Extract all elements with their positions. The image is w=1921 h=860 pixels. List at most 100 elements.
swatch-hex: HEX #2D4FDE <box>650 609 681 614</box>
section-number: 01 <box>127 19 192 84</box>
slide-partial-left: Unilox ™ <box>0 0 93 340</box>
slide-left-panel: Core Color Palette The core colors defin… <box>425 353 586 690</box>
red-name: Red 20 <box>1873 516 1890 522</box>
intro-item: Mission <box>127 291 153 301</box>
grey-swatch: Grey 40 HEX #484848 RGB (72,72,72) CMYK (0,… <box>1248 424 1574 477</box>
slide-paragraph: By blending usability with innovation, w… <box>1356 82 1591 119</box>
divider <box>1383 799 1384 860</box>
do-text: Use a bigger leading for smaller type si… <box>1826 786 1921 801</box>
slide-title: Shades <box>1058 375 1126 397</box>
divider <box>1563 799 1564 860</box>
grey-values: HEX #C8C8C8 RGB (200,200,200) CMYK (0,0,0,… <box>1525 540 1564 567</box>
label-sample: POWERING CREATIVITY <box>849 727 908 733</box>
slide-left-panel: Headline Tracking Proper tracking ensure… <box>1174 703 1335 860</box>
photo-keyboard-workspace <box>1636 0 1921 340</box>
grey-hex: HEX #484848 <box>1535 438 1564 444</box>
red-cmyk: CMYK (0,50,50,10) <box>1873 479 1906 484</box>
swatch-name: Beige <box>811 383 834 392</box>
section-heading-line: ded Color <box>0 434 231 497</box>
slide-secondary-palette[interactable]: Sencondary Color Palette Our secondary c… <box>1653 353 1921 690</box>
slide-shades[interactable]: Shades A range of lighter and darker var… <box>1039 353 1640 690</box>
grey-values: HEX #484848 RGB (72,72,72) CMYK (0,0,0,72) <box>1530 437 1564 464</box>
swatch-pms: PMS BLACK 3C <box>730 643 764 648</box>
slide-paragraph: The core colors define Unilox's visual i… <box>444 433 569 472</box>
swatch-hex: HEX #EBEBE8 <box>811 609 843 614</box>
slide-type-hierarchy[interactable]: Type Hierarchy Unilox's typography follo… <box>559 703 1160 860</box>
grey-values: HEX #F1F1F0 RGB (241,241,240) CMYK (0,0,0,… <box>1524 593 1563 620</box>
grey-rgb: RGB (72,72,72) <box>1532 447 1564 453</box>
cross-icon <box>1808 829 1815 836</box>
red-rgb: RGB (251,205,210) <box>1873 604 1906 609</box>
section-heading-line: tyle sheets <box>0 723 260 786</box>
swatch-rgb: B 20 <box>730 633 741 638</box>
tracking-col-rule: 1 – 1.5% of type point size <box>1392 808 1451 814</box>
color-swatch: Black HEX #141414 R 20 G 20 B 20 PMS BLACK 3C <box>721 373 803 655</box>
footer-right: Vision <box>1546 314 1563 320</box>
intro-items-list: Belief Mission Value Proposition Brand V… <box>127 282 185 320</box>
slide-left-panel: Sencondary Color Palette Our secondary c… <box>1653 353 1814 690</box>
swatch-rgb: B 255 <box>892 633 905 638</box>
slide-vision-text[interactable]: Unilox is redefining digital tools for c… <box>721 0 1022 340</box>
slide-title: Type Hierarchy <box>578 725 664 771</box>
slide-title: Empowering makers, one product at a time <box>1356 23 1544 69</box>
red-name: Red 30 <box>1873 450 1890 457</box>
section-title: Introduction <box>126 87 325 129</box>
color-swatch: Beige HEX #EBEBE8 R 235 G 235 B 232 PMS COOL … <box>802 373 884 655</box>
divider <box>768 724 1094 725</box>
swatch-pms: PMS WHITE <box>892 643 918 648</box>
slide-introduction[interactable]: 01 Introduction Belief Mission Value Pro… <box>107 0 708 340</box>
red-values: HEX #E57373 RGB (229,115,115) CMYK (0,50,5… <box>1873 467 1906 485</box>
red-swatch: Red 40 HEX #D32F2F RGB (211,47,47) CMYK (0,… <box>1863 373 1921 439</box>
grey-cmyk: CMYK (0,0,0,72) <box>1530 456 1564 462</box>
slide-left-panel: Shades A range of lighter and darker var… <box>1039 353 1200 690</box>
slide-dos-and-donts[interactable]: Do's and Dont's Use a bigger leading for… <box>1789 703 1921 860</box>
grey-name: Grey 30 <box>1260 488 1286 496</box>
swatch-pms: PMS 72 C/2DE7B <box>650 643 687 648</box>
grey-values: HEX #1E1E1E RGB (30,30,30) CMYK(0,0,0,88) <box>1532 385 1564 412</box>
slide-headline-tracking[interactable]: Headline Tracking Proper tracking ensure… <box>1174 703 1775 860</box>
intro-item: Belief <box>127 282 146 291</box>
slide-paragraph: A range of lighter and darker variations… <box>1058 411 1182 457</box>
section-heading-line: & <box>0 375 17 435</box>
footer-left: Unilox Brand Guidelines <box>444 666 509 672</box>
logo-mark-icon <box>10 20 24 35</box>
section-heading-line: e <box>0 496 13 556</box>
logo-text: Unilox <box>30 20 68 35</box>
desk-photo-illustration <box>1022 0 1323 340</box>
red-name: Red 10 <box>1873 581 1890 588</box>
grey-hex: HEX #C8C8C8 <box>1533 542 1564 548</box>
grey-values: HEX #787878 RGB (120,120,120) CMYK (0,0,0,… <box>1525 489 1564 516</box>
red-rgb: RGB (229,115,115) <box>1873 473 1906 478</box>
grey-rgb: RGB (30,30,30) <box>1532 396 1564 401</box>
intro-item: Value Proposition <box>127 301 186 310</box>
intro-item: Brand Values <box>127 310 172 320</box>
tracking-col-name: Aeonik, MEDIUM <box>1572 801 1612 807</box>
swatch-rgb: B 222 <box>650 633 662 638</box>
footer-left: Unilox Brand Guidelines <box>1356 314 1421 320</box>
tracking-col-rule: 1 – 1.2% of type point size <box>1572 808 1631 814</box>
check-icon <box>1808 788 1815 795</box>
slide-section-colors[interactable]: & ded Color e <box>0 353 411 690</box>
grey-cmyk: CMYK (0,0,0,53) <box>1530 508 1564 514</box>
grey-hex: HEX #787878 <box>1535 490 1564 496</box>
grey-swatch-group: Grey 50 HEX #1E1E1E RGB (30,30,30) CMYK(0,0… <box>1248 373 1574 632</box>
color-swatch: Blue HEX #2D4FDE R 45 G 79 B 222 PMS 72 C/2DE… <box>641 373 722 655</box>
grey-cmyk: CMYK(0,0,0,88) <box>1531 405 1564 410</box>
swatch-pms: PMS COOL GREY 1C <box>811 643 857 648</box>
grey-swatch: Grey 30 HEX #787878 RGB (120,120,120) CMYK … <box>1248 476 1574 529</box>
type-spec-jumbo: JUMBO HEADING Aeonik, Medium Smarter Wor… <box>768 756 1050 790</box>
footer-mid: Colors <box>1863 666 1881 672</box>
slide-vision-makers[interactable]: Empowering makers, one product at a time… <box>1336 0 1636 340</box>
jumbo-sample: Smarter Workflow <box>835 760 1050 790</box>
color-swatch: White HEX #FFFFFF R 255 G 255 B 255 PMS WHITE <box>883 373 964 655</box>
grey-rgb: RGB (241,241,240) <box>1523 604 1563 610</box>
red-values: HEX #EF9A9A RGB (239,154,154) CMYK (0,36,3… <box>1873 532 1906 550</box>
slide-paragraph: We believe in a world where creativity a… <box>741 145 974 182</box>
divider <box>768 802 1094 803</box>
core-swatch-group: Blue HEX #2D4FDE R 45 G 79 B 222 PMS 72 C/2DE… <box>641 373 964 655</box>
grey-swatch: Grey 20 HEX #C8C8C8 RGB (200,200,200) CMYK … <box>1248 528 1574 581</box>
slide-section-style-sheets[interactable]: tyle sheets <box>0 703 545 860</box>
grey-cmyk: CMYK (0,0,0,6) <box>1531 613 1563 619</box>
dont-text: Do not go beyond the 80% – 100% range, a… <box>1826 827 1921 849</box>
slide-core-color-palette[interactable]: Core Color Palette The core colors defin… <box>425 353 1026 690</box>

----------------

▶ [WRITTEN PROBLEM]
Edit the entries from the first line through the line containing "intro-item: Mission <box>127" by replacing "Core Color Palette" with "Primary Color Palette" and leaving everything else unchanged. Return only those lines.

▶ [SOLUTION]
Extract all elements with their positions. The image is w=1921 h=860 pixels. List at most 100 elements.
swatch-hex: HEX #2D4FDE <box>650 609 681 614</box>
section-number: 01 <box>127 19 192 84</box>
slide-partial-left: Unilox ™ <box>0 0 93 340</box>
slide-left-panel: Primary Color Palette The core colors defin… <box>425 353 586 690</box>
red-name: Red 20 <box>1873 516 1890 522</box>
intro-item: Mission <box>127 291 153 301</box>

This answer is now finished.